======== Supplied data
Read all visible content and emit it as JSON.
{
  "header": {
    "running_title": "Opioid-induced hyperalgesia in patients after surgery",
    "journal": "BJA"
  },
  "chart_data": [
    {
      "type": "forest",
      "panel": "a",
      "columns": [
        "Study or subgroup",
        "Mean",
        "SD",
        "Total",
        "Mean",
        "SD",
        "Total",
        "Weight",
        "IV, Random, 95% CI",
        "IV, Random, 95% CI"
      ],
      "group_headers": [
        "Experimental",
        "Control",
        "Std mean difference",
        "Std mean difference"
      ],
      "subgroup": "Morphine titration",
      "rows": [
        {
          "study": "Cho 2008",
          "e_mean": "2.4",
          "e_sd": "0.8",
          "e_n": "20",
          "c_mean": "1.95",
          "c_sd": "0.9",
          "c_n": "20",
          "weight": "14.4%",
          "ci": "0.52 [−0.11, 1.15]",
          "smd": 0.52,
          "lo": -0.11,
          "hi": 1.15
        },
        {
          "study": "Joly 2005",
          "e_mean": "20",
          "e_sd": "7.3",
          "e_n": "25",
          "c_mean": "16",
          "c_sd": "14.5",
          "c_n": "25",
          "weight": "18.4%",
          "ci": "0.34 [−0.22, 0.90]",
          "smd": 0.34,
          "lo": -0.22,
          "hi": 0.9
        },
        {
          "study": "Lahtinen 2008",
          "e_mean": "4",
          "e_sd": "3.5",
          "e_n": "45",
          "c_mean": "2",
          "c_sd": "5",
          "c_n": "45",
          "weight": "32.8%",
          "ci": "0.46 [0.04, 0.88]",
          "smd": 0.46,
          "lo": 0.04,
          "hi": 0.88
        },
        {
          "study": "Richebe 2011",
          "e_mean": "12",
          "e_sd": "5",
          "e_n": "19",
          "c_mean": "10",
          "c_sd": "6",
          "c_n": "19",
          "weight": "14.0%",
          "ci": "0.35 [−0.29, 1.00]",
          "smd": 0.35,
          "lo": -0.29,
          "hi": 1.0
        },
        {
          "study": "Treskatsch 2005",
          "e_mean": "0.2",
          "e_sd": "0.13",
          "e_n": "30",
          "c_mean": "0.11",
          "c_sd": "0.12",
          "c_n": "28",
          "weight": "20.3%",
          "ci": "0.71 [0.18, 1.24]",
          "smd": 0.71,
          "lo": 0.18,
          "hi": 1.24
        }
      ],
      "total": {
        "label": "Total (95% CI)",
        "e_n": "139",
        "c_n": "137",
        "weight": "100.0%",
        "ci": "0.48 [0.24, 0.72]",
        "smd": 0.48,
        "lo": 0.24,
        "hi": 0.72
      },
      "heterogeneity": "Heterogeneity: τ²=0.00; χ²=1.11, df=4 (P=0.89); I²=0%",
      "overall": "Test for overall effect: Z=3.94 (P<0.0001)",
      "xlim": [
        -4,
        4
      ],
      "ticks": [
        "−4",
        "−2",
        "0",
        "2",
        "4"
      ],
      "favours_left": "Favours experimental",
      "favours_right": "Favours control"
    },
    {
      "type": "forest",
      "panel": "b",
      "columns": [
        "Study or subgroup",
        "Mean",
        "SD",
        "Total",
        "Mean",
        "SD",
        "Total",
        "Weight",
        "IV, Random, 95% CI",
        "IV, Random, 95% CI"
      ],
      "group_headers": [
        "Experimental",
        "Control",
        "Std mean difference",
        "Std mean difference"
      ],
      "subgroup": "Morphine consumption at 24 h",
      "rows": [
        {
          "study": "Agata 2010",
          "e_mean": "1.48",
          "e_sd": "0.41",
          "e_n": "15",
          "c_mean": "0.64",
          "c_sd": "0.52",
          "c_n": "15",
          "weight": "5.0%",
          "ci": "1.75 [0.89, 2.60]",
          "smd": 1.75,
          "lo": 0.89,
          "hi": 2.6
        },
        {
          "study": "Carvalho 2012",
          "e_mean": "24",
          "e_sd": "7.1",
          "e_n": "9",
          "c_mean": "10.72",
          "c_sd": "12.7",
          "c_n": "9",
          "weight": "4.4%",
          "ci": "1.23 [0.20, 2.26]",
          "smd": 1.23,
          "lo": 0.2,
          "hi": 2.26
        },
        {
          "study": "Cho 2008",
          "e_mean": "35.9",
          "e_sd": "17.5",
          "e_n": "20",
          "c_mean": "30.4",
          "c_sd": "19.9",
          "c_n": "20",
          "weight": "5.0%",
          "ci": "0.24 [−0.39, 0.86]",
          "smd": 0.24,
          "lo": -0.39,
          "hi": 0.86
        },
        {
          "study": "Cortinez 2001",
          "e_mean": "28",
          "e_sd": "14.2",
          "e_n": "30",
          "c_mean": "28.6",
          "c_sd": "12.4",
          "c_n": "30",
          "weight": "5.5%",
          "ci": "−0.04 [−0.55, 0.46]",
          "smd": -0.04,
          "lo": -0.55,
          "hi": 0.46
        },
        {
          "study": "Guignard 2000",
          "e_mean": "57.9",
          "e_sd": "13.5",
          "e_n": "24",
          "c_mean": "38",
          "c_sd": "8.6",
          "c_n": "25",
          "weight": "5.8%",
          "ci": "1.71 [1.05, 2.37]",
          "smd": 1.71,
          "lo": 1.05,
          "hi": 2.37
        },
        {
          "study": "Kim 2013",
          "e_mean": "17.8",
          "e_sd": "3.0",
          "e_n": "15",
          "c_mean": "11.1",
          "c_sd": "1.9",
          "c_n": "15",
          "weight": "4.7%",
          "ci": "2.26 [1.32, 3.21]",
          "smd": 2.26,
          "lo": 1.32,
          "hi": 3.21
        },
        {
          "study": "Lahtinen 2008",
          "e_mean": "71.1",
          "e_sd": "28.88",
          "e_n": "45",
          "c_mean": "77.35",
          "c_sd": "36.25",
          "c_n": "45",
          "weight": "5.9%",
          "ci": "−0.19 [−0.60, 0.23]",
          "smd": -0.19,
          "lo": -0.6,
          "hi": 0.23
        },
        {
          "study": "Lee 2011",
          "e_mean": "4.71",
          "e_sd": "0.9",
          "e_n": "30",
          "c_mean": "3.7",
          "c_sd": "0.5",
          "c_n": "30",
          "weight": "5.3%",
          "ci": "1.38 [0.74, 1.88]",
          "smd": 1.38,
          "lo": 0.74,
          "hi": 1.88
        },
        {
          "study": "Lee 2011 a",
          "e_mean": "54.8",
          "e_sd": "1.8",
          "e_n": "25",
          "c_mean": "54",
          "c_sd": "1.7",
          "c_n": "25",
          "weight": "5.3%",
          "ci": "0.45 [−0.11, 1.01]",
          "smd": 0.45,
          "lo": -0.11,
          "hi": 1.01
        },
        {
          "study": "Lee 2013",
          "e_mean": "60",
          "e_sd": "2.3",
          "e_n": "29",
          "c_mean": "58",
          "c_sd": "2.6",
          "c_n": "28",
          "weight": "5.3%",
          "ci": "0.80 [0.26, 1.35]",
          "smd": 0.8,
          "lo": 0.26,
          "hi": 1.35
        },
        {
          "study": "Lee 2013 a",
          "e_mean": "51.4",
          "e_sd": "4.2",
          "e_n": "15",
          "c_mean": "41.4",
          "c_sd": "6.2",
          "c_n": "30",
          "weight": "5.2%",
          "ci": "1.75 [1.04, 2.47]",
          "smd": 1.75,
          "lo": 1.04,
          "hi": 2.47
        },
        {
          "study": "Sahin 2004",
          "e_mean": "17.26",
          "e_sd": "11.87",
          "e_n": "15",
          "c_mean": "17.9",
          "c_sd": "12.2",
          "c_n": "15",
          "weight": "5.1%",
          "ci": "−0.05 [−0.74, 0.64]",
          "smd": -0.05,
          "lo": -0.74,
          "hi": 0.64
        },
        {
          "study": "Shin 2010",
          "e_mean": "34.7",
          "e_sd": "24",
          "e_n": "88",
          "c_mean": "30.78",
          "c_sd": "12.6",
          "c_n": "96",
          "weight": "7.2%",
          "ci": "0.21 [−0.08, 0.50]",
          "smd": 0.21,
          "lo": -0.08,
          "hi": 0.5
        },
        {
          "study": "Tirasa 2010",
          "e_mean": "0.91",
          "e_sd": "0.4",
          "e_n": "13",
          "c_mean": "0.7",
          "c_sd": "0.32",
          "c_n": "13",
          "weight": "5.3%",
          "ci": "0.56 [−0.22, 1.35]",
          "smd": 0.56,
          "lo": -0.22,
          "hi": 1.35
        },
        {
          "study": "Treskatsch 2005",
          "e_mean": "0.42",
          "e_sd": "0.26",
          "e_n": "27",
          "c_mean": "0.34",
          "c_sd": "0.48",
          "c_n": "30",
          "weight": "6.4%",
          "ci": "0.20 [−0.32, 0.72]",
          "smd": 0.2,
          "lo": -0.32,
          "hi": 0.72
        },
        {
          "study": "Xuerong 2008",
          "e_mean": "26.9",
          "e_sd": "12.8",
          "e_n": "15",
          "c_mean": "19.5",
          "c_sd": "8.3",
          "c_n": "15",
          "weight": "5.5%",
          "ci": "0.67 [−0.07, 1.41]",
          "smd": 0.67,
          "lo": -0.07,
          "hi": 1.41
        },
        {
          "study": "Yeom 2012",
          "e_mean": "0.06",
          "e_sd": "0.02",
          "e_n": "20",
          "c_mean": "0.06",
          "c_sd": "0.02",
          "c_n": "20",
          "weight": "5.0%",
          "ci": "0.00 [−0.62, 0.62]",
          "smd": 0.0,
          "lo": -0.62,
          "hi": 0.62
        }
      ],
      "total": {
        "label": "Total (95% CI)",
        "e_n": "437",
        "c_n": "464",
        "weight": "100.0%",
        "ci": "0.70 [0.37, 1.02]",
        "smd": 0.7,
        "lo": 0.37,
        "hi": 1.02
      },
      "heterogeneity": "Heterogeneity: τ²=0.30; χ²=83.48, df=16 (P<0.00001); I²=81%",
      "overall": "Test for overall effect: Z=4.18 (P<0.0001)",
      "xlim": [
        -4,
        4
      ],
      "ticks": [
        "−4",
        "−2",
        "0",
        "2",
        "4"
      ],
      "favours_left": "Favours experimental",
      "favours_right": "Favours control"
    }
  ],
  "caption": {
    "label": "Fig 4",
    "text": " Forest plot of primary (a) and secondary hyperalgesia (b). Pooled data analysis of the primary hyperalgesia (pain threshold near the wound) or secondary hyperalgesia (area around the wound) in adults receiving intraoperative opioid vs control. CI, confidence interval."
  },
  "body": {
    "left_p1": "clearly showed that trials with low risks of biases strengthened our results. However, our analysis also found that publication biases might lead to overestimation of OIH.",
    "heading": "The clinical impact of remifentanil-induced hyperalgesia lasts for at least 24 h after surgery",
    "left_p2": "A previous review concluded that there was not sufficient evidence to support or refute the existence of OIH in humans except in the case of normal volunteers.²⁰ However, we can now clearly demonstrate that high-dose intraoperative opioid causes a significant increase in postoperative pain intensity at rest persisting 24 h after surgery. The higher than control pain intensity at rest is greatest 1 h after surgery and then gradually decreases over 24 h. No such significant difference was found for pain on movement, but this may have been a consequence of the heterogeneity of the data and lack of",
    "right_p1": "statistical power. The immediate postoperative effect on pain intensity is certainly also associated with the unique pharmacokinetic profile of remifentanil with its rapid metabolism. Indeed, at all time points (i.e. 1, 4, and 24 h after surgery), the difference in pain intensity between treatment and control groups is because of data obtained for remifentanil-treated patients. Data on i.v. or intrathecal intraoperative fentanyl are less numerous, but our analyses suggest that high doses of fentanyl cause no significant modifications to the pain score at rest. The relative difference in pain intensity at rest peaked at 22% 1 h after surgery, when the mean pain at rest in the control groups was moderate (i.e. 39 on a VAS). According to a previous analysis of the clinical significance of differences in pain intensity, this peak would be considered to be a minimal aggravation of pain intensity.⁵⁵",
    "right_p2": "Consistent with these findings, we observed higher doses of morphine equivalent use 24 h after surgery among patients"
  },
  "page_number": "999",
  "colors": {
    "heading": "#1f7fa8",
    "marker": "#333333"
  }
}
================
→ Task item:
Gather each line in these records that contains the string "subgroup".

→ Task solution:
        "Study or subgroup",
      "subgroup": "Morphine titration",
        "Study or subgroup",
      "subgroup": "Morphine consumption at 24 h",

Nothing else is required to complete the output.